Work to be completed ▸ Collect each line of the entries that holds the string "What".

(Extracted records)
= = =

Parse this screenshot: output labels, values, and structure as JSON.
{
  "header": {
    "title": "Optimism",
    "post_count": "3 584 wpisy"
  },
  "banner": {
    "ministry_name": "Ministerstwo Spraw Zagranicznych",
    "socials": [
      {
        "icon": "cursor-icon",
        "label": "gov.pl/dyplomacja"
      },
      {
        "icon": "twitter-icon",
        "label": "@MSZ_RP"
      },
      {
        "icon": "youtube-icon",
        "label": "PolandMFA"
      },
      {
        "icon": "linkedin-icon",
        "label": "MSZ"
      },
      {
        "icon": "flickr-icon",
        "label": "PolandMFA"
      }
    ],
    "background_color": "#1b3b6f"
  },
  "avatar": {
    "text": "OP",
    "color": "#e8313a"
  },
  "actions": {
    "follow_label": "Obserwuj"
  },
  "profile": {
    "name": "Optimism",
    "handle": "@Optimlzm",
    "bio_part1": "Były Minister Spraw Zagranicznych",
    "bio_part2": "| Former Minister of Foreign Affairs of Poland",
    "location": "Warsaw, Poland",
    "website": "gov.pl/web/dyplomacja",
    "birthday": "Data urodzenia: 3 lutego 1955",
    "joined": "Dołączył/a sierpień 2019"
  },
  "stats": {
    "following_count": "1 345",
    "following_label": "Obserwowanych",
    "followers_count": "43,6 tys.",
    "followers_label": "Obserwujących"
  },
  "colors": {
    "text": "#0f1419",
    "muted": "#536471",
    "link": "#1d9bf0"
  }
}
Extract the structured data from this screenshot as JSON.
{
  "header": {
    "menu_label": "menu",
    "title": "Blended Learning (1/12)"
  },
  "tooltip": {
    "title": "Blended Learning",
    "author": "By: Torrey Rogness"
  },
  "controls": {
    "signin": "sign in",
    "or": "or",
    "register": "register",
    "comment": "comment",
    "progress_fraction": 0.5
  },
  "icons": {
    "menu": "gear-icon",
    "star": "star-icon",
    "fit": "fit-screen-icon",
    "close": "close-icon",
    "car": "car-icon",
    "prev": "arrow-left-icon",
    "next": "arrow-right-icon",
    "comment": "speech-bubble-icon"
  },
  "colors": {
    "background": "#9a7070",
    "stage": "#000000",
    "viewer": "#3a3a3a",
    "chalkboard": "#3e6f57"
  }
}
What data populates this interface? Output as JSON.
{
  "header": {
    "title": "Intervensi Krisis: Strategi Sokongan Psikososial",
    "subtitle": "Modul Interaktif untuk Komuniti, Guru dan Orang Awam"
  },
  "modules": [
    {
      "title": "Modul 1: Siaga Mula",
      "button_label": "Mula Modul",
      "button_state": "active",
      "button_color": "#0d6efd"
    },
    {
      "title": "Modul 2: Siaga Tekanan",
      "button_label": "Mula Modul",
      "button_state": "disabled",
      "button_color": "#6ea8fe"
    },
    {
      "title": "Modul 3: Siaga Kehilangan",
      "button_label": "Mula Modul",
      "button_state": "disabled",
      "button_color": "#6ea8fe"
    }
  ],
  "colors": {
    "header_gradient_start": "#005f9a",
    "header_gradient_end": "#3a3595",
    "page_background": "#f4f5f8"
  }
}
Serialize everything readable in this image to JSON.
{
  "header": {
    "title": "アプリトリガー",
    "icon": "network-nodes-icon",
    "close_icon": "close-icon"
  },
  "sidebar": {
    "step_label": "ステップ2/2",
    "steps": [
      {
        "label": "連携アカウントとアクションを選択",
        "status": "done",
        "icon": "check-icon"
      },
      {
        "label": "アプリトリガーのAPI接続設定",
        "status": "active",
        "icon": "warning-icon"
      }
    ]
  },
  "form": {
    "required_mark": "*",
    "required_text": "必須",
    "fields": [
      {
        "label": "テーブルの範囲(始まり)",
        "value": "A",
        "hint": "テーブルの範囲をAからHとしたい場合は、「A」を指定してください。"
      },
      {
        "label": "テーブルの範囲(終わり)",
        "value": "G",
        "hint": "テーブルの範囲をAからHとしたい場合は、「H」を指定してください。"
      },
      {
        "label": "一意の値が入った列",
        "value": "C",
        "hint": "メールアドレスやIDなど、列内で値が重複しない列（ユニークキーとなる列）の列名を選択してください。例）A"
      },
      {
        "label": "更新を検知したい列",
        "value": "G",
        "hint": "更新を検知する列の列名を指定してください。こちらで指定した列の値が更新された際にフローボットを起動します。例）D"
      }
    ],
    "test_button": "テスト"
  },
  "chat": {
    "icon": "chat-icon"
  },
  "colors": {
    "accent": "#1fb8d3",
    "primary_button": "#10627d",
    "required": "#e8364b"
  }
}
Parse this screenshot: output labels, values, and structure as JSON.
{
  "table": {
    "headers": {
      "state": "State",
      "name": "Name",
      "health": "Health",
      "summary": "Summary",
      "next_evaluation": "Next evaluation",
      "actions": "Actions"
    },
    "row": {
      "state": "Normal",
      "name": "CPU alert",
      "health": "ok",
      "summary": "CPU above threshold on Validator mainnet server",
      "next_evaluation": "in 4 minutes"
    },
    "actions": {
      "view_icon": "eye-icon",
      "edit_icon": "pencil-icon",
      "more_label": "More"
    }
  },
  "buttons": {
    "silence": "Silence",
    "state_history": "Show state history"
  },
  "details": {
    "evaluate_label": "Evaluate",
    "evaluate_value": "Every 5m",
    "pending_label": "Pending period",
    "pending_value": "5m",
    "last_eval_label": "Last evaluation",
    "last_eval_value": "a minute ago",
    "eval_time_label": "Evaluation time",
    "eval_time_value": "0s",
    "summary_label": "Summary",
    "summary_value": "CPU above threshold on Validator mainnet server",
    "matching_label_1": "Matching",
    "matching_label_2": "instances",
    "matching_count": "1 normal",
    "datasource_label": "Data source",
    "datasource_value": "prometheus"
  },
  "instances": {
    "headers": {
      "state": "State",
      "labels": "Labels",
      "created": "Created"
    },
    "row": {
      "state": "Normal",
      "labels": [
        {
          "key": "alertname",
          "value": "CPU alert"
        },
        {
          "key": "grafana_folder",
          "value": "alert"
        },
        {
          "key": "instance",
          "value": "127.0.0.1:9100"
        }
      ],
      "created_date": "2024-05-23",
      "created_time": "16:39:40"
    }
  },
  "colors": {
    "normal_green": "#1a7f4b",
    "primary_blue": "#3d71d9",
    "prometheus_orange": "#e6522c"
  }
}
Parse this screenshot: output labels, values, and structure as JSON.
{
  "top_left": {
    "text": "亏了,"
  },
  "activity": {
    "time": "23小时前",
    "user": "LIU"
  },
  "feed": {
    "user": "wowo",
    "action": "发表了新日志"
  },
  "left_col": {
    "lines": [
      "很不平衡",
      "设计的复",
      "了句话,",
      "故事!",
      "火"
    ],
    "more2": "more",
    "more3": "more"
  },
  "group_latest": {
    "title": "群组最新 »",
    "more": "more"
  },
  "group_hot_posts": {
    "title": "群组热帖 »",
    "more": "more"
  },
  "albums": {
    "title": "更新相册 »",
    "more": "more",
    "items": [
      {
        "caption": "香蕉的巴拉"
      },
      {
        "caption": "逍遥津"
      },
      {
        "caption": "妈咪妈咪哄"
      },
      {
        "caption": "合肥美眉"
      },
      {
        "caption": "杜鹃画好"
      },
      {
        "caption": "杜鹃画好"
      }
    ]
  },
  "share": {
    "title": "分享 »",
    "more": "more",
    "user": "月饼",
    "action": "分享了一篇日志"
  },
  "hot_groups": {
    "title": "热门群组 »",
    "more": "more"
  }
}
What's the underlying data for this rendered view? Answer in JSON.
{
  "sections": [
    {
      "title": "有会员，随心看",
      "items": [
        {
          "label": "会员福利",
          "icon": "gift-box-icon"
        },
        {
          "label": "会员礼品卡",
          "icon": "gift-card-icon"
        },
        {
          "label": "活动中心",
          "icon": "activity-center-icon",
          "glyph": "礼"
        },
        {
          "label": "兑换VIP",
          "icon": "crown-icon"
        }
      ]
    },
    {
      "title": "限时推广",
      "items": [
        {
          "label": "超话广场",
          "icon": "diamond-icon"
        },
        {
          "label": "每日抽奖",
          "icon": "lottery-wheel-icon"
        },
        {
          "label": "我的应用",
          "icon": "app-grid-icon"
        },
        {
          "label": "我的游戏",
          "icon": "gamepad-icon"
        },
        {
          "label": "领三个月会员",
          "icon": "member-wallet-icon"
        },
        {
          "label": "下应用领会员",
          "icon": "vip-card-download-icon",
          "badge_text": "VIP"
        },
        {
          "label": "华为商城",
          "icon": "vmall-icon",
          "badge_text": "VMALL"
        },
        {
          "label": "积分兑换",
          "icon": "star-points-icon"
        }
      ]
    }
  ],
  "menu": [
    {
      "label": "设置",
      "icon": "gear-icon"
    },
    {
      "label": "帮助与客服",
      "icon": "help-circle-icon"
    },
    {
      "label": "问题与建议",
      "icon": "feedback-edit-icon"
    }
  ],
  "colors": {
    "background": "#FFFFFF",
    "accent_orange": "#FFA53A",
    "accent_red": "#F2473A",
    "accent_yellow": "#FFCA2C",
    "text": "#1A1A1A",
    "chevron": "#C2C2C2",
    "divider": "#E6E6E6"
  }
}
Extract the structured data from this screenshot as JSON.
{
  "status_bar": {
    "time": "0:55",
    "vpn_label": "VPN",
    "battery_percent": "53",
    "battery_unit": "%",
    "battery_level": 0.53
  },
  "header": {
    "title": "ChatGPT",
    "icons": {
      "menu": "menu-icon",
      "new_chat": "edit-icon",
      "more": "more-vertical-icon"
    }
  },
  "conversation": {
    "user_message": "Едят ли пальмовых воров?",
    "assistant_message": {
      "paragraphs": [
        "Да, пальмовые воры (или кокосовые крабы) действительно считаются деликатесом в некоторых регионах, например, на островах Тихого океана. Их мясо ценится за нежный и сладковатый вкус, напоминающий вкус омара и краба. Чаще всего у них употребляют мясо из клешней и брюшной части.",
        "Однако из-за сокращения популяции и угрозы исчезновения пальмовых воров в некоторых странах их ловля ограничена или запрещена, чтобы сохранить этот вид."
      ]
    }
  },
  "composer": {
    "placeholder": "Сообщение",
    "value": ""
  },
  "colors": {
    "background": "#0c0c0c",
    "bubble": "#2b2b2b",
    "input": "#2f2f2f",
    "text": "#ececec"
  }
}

= = =

Result ▸
What data populates this interface? Output as JSON.
What's the underlying data for this rendered view? Answer in JSON.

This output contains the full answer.